**Set problem**
Where a line of the listing below includes the word "JSON", reproduce that line.

**Record list**
____

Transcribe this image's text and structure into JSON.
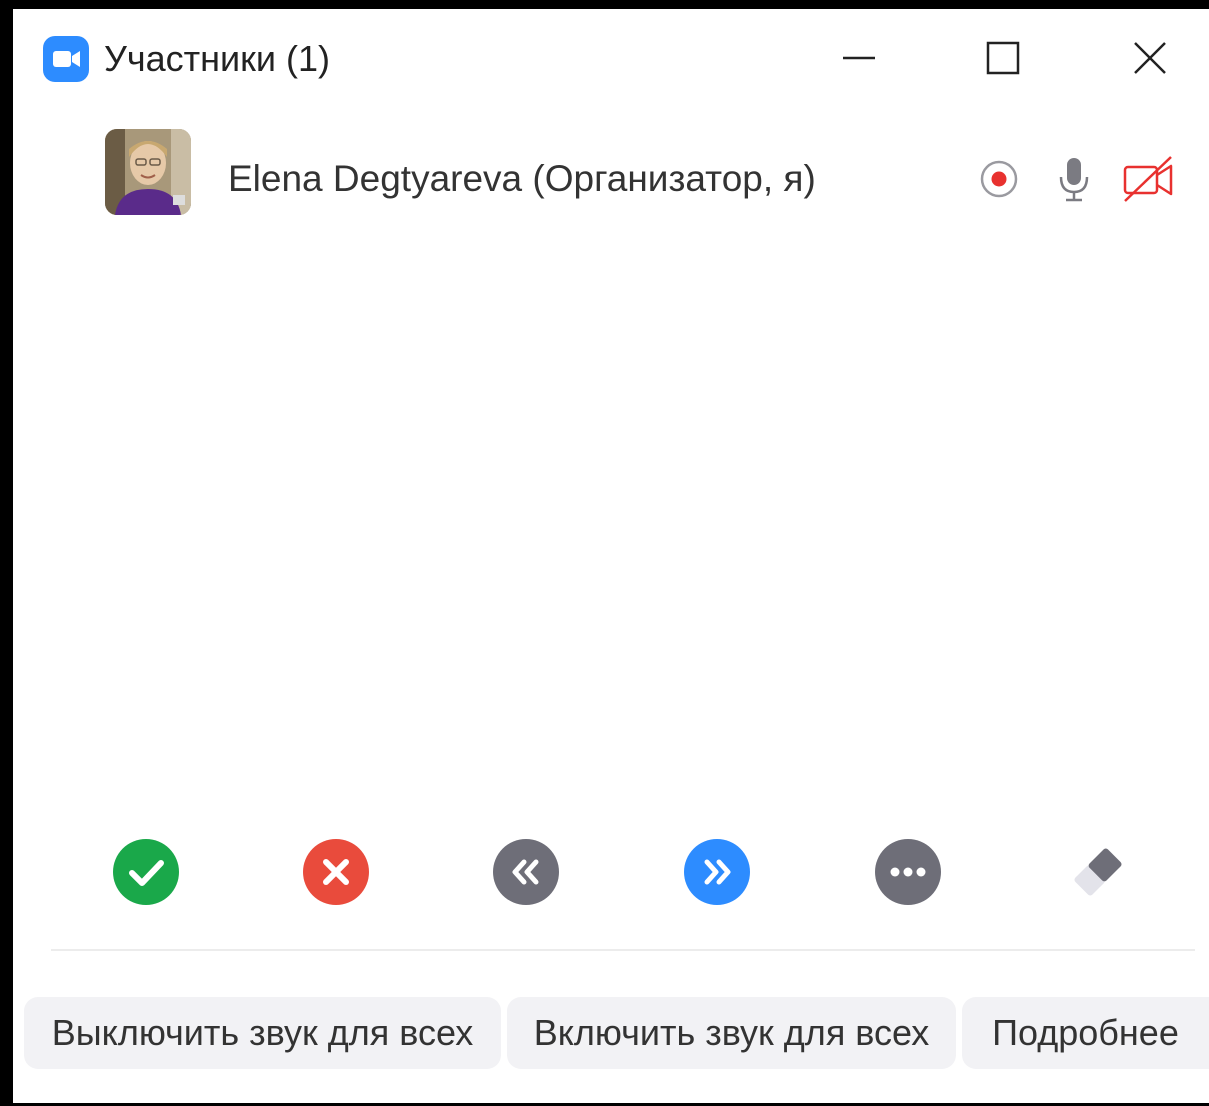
{
  "window": {
    "title": "Участники (1)",
    "logo_icon": "zoom-camera-icon",
    "controls": [
      "minimize-icon",
      "maximize-icon",
      "close-icon"
    ]
  },
  "participant": {
    "name": "Elena Degtyareva (Организатор, я)",
    "icons": [
      "recording-icon",
      "microphone-icon",
      "video-off-icon"
    ],
    "video_off_color": "#e8312f"
  },
  "reactions": [
    {
      "icon": "check-icon",
      "color": "#1aa84a"
    },
    {
      "icon": "cross-icon",
      "color": "#e94b3c"
    },
    {
      "icon": "slower-icon",
      "color": "#6e6e78"
    },
    {
      "icon": "faster-icon",
      "color": "#2d8cff"
    },
    {
      "icon": "more-icon",
      "color": "#6e6e78"
    },
    {
      "icon": "eraser-icon",
      "color": "#6e6e78"
    }
  ],
  "footer": {
    "mute_all_label": "Выключить звук для всех",
    "unmute_all_label": "Включить звук для всех",
    "more_label": "Подробнее"
  }
}
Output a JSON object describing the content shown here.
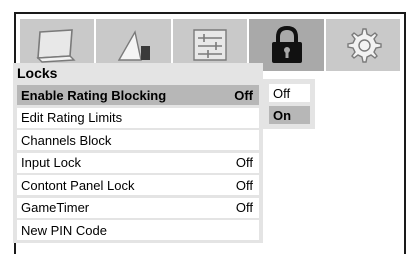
{
  "tabs": [
    {
      "icon": "picture-icon"
    },
    {
      "icon": "sound-icon"
    },
    {
      "icon": "settings-list-icon"
    },
    {
      "icon": "lock-icon",
      "active": true
    },
    {
      "icon": "gear-icon"
    }
  ],
  "menu": {
    "title": "Locks",
    "items": [
      {
        "label": "Enable Rating Blocking",
        "value": "Off",
        "selected": true
      },
      {
        "label": "Edit Rating Limits",
        "value": ""
      },
      {
        "label": "Channels Block",
        "value": ""
      },
      {
        "label": "Input Lock",
        "value": "Off"
      },
      {
        "label": "Contont Panel Lock",
        "value": "Off"
      },
      {
        "label": "GameTimer",
        "value": "Off"
      },
      {
        "label": "New PIN Code",
        "value": ""
      }
    ]
  },
  "popup": {
    "options": [
      "Off",
      "On"
    ],
    "highlighted": "On"
  },
  "colors": {
    "tabbar": "#c9c9c9",
    "tab_active": "#a9a9a9",
    "panel": "#e4e4e4",
    "selected_row": "#b7b7b7"
  }
}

____

**Full solution**
Transcribe this image's text and structure into JSON.
Output a JSON object describing the content shown here.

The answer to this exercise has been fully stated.